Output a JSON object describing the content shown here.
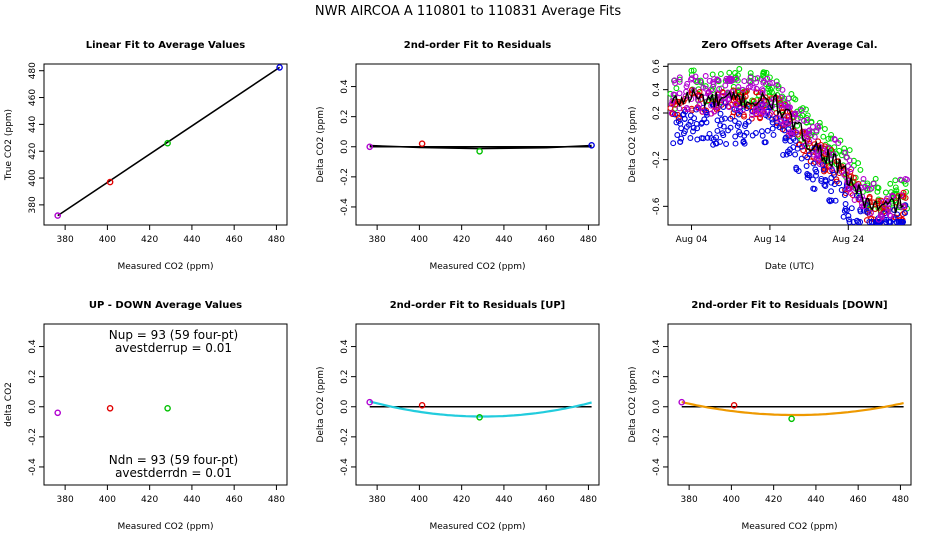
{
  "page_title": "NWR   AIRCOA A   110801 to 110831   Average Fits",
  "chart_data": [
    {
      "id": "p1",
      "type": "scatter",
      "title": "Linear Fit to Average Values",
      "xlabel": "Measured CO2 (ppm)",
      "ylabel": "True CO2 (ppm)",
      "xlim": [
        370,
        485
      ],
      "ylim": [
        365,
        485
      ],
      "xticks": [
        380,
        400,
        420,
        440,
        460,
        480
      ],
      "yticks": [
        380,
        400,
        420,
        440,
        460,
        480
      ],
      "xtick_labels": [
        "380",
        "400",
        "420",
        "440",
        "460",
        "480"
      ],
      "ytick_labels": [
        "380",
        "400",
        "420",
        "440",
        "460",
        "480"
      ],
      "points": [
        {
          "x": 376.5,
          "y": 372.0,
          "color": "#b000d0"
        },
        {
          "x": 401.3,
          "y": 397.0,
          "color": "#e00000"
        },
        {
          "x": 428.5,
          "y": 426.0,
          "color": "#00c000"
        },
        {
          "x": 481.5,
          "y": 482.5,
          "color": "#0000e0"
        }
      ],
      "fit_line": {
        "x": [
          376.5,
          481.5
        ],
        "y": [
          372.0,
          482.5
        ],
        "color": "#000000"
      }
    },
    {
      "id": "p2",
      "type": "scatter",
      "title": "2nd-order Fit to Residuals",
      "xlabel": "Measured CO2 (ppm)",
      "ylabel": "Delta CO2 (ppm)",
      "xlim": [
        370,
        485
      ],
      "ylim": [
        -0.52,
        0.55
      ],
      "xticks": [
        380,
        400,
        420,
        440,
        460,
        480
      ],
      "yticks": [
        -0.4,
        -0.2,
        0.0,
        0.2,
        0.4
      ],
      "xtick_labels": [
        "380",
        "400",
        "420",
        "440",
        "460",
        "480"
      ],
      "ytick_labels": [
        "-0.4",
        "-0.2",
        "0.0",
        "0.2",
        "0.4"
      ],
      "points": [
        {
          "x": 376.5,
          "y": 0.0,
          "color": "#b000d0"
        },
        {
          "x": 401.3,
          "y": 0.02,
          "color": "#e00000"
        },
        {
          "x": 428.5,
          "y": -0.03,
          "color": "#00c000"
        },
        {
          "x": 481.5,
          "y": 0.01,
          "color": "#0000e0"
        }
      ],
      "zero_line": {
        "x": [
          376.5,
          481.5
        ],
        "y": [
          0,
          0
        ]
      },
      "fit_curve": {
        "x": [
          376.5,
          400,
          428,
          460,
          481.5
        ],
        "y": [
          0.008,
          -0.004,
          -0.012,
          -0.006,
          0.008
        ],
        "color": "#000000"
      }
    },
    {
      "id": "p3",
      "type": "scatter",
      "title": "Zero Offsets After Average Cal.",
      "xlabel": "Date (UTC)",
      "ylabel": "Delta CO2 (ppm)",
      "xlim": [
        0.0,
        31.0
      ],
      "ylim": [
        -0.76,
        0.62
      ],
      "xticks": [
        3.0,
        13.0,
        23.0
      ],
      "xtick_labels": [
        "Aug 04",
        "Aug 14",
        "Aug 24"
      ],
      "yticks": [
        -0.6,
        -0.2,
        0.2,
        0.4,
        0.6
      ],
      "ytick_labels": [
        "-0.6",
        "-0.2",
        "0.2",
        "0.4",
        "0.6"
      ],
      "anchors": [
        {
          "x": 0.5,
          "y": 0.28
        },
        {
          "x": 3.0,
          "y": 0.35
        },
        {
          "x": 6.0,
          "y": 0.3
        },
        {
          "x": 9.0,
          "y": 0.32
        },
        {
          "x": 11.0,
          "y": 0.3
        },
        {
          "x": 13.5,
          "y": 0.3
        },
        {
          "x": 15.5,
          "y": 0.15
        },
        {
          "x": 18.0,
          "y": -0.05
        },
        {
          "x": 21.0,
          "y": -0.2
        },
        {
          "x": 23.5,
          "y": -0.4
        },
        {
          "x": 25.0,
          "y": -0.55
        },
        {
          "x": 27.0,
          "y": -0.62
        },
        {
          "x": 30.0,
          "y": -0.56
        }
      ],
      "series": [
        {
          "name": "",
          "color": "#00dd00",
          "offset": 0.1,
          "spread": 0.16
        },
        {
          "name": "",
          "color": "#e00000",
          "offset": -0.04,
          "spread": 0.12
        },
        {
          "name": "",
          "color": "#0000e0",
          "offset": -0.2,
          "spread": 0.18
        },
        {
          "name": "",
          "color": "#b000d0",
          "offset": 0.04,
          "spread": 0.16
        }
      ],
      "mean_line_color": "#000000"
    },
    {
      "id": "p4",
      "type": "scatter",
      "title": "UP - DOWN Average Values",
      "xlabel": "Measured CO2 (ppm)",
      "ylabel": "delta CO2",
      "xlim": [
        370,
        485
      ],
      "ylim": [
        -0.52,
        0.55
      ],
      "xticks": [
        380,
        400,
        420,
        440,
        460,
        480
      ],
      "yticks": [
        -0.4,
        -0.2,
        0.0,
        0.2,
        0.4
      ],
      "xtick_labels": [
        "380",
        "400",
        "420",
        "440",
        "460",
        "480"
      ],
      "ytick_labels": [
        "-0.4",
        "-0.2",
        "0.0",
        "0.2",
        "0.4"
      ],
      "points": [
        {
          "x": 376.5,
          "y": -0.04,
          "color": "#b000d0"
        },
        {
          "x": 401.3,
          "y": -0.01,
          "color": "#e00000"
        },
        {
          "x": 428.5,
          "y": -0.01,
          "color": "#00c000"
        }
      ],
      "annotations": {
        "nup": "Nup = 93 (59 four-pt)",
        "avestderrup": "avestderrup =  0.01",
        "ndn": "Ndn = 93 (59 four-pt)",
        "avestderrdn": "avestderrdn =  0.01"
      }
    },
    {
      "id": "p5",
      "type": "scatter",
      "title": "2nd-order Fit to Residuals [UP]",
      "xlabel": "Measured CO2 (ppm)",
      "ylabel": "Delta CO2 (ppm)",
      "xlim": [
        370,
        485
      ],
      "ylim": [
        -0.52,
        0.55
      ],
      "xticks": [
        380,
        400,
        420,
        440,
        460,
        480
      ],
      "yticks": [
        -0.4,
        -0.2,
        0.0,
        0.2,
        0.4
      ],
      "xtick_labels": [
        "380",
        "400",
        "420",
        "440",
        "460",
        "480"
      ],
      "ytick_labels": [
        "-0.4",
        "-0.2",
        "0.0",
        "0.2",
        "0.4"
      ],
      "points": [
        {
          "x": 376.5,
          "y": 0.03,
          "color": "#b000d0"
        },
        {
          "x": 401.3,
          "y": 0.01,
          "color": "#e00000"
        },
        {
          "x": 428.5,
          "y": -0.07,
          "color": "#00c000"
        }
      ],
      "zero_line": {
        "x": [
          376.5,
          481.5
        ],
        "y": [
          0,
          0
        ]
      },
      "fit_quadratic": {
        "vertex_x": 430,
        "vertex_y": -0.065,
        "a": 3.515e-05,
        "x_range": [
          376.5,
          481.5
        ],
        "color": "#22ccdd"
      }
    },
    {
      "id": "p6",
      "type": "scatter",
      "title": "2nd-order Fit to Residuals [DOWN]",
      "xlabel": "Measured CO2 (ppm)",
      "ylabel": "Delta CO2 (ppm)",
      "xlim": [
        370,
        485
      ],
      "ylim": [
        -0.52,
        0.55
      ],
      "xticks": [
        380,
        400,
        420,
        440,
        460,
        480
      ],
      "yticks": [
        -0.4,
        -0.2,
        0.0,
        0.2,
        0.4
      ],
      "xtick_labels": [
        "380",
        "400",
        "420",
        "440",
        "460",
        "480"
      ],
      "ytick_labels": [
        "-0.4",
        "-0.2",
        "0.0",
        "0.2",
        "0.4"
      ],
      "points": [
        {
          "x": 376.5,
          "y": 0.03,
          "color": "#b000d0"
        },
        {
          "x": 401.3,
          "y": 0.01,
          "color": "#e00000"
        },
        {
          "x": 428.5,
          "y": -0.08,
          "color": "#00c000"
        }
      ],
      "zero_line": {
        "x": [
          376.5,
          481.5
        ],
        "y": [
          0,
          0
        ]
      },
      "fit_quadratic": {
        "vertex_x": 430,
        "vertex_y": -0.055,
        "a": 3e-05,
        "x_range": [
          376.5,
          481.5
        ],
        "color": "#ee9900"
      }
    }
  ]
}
_ _ _ _ _
EXERCISE INSTRUCTIONS:
Select all lines with the word "Values" from the entries above.

ANSWER TO THIS EXERCISE:
      "title": "Linear Fit to Average Values",
      "title": "UP - DOWN Average Values",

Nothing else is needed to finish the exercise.